Stored dataset items:

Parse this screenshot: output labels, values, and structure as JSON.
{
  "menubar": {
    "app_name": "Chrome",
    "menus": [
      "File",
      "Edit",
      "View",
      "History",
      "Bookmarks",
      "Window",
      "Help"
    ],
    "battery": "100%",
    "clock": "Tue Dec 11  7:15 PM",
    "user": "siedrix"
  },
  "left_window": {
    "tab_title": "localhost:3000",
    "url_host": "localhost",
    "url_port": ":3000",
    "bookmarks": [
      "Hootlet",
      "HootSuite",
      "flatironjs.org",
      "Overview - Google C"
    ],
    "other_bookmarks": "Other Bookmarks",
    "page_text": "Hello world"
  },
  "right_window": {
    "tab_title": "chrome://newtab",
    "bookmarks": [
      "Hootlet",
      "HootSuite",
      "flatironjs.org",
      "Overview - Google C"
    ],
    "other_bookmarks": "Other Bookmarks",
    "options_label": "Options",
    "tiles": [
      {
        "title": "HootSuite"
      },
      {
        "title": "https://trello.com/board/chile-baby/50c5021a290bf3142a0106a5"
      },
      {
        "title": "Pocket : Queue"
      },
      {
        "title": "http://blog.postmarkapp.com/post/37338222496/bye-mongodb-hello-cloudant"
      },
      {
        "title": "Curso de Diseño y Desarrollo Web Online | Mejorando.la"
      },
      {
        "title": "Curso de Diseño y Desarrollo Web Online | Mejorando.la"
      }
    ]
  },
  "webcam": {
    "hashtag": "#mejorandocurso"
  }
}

- [Stated task]: Transcribe every entry verbatim.

- [Complete answer]:
Parse this screenshot: output labels, values, and structure as JSON.
{
  "menubar": {
    "app_name": "Chrome",
    "menus": [
      "File",
      "Edit",
      "View",
      "History",
      "Bookmarks",
      "Window",
      "Help"
    ],
    "battery": "100%",
    "clock": "Tue Dec 11  7:15 PM",
    "user": "siedrix"
  },
  "left_window": {
    "tab_title": "localhost:3000",
    "url_host": "localhost",
    "url_port": ":3000",
    "bookmarks": [
      "Hootlet",
      "HootSuite",
      "flatironjs.org",
      "Overview - Google C"
    ],
    "other_bookmarks": "Other Bookmarks",
    "page_text": "Hello world"
  },
  "right_window": {
    "tab_title": "chrome://newtab",
    "bookmarks": [
      "Hootlet",
      "HootSuite",
      "flatironjs.org",
      "Overview - Google C"
    ],
    "other_bookmarks": "Other Bookmarks",
    "options_label": "Options",
    "tiles": [
      {
        "title": "HootSuite"
      },
      {
        "title": "https://trello.com/board/chile-baby/50c5021a290bf3142a0106a5"
      },
      {
        "title": "Pocket : Queue"
      },
      {
        "title": "http://blog.postmarkapp.com/post/37338222496/bye-mongodb-hello-cloudant"
      },
      {
        "title": "Curso de Diseño y Desarrollo Web Online | Mejorando.la"
      },
      {
        "title": "Curso de Diseño y Desarrollo Web Online | Mejorando.la"
      }
    ]
  },
  "webcam": {
    "hashtag": "#mejorandocurso"
  }
}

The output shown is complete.